> [Problem to solve]
Every line of the material below must be repeated exactly.

> [Recorded data]
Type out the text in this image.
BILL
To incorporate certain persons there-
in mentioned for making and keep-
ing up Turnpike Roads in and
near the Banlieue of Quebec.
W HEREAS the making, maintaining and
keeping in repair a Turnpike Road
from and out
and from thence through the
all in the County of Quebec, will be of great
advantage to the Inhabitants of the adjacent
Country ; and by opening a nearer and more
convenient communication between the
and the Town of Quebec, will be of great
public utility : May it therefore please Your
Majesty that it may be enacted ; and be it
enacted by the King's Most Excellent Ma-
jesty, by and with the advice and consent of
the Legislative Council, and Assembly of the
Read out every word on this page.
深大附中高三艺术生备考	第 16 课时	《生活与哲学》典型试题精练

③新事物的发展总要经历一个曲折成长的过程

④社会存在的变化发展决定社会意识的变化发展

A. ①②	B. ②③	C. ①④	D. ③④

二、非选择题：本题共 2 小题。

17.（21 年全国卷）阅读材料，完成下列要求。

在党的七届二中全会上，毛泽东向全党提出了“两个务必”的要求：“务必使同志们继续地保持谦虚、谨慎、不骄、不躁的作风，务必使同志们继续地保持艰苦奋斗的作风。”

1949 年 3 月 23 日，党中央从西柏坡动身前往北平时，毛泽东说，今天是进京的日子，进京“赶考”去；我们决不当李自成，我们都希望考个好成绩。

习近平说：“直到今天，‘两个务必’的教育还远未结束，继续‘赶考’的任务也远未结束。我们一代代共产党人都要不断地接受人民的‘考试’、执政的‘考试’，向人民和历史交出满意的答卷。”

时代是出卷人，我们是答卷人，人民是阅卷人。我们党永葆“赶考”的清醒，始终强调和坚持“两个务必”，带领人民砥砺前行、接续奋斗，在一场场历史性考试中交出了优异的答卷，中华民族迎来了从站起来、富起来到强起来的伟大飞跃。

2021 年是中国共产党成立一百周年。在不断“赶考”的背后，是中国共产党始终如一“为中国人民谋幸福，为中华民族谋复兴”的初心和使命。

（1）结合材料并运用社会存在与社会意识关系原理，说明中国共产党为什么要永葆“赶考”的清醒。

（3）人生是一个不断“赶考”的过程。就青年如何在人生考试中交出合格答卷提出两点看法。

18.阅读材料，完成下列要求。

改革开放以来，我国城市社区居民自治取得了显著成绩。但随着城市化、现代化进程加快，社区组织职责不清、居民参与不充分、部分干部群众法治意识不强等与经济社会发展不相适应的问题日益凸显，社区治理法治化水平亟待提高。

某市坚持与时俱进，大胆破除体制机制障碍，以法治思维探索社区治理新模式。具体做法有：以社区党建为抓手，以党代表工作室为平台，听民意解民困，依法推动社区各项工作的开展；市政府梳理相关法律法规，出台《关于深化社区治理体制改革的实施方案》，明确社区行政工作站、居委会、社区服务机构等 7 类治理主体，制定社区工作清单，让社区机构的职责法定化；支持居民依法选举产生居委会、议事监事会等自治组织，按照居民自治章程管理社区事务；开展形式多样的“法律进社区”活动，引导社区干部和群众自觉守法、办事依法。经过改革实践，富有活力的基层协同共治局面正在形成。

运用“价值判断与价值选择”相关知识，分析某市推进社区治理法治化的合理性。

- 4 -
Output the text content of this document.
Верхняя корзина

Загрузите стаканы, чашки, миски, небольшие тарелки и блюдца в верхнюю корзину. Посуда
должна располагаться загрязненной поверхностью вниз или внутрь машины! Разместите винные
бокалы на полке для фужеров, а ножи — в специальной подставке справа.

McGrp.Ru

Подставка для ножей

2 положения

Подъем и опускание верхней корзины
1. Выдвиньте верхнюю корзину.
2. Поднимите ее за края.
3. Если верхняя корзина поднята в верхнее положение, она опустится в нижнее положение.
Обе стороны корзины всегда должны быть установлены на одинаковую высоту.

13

> [Output]
Type out the text in this image.
BILL
To incorporate certain persons there-
in mentioned for making and keep-
ing up Turnpike Roads in and
near the Banlieue of Quebec.
W HEREAS the making, maintaining and
keeping in repair a Turnpike Road
from and out
and from thence through the
all in the County of Quebec, will be of great
advantage to the Inhabitants of the adjacent
Country ; and by opening a nearer and more
convenient communication between the
and the Town of Quebec, will be of great
public utility : May it therefore please Your
Majesty that it may be enacted ; and be it
enacted by the King's Most Excellent Ma-
jesty, by and with the advice and consent of
the Legislative Council, and Assembly of the
Read out every word on this page.
深大附中高三艺术生备考	第 16 课时	《生活与哲学》典型试题精练

③新事物的发展总要经历一个曲折成长的过程

④社会存在的变化发展决定社会意识的变化发展

A. ①②	B. ②③	C. ①④	D. ③④

二、非选择题：本题共 2 小题。

17.（21 年全国卷）阅读材料，完成下列要求。

在党的七届二中全会上，毛泽东向全党提出了“两个务必”的要求：“务必使同志们继续地保持谦虚、谨慎、不骄、不躁的作风，务必使同志们继续地保持艰苦奋斗的作风。”

1949 年 3 月 23 日，党中央从西柏坡动身前往北平时，毛泽东说，今天是进京的日子，进京“赶考”去；我们决不当李自成，我们都希望考个好成绩。

习近平说：“直到今天，‘两个务必’的教育还远未结束，继续‘赶考’的任务也远未结束。我们一代代共产党人都要不断地接受人民的‘考试’、执政的‘考试’，向人民和历史交出满意的答卷。”

时代是出卷人，我们是答卷人，人民是阅卷人。我们党永葆“赶考”的清醒，始终强调和坚持“两个务必”，带领人民砥砺前行、接续奋斗，在一场场历史性考试中交出了优异的答卷，中华民族迎来了从站起来、富起来到强起来的伟大飞跃。

2021 年是中国共产党成立一百周年。在不断“赶考”的背后，是中国共产党始终如一“为中国人民谋幸福，为中华民族谋复兴”的初心和使命。

（1）结合材料并运用社会存在与社会意识关系原理，说明中国共产党为什么要永葆“赶考”的清醒。

（3）人生是一个不断“赶考”的过程。就青年如何在人生考试中交出合格答卷提出两点看法。

18.阅读材料，完成下列要求。

改革开放以来，我国城市社区居民自治取得了显著成绩。但随着城市化、现代化进程加快，社区组织职责不清、居民参与不充分、部分干部群众法治意识不强等与经济社会发展不相适应的问题日益凸显，社区治理法治化水平亟待提高。

某市坚持与时俱进，大胆破除体制机制障碍，以法治思维探索社区治理新模式。具体做法有：以社区党建为抓手，以党代表工作室为平台，听民意解民困，依法推动社区各项工作的开展；市政府梳理相关法律法规，出台《关于深化社区治理体制改革的实施方案》，明确社区行政工作站、居委会、社区服务机构等 7 类治理主体，制定社区工作清单，让社区机构的职责法定化；支持居民依法选举产生居委会、议事监事会等自治组织，按照居民自治章程管理社区事务；开展形式多样的“法律进社区”活动，引导社区干部和群众自觉守法、办事依法。经过改革实践，富有活力的基层协同共治局面正在形成。

运用“价值判断与价值选择”相关知识，分析某市推进社区治理法治化的合理性。

- 4 -
Output the text content of this document.
Верхняя корзина

Загрузите стаканы, чашки, миски, небольшие тарелки и блюдца в верхнюю корзину. Посуда
должна располагаться загрязненной поверхностью вниз или внутрь машины! Разместите винные
бокалы на полке для фужеров, а ножи — в специальной подставке справа.

McGrp.Ru

Подставка для ножей

2 положения

Подъем и опускание верхней корзины
1. Выдвиньте верхнюю корзину.
2. Поднимите ее за края.
3. Если верхняя корзина поднята в верхнее положение, она опустится в нижнее положение.
Обе стороны корзины всегда должны быть установлены на одинаковую высоту.

13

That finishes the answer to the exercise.